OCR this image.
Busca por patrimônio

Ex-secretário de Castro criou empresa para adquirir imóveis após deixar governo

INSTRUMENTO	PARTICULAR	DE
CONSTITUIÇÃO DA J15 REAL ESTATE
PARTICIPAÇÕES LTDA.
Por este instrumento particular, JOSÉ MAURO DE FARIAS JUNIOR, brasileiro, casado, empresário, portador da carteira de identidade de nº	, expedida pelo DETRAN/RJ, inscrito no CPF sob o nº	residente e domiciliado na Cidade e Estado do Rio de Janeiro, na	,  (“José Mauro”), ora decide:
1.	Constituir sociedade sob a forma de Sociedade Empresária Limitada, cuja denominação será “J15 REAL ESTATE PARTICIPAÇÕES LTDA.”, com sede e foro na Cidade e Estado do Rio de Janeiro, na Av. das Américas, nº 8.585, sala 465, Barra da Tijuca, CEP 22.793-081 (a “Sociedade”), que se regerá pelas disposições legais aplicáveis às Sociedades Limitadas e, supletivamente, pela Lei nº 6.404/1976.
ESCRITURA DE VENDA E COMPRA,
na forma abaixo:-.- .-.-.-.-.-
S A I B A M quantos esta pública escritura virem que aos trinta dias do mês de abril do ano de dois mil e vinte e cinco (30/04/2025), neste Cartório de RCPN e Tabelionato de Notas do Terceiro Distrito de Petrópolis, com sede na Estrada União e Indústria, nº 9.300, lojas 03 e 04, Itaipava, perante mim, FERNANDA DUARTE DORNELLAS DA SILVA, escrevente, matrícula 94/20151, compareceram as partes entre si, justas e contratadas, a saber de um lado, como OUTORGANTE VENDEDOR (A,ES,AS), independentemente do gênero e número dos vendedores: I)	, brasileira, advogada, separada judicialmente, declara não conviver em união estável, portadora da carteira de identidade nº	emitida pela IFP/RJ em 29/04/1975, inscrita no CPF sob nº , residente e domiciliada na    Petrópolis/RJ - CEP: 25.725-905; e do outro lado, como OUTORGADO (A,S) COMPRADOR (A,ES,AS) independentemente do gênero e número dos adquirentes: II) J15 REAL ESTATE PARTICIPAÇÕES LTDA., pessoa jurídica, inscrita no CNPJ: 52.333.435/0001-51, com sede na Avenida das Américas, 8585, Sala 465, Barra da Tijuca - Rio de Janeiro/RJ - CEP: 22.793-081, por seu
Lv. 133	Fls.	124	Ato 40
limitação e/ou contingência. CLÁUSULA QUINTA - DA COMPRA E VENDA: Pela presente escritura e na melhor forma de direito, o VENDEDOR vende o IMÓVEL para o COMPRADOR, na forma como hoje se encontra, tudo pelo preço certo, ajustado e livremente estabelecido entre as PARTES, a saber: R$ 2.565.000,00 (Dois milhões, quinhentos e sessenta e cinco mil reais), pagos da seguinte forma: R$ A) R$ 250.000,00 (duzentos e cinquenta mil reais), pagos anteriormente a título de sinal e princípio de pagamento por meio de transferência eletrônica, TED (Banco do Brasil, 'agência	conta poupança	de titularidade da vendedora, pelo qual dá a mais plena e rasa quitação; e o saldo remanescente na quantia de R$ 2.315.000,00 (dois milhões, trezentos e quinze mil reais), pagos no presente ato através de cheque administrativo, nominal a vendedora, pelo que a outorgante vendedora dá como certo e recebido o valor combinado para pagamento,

· · · ·

**Problem**
Pull out every line holding "forma" from the records above, and copy it.

**Answer in full**
1.	Constituir sociedade sob a forma de Sociedade Empresária Limitada, cuja denominação será “J15 REAL ESTATE PARTICIPAÇÕES LTDA.”, com sede e foro na Cidade e Estado do Rio de Janeiro, na Av. das Américas, nº 8.585, sala 465, Barra da Tijuca, CEP 22.793-081 (a “Sociedade”), que se regerá pelas disposições legais aplicáveis às Sociedades Limitadas e, supletivamente, pela Lei nº 6.404/1976.
na forma abaixo:-.- .-.-.-.-.-
limitação e/ou contingência. CLÁUSULA QUINTA - DA COMPRA E VENDA: Pela presente escritura e na melhor forma de direito, o VENDEDOR vende o IMÓVEL para o COMPRADOR, na forma como hoje se encontra, tudo pelo preço certo, ajustado e livremente estabelecido entre as PARTES, a saber: R$ 2.565.000,00 (Dois milhões, quinhentos e sessenta e cinco mil reais), pagos da seguinte forma: R$ A) R$ 250.000,00 (duzentos e cinquenta mil reais), pagos anteriormente a título de sinal e princípio de pagamento por meio de transferência eletrônica, TED (Banco do Brasil, 'agência	conta poupança	de titularidade da vendedora, pelo qual dá a mais plena e rasa quitação; e o saldo remanescente na quantia de R$ 2.315.000,00 (dois milhões, trezentos e quinze mil reais), pagos no presente ato através de cheque administrativo, nominal a vendedora, pelo que a outorgante vendedora dá como certo e recebido o valor combinado para pagamento,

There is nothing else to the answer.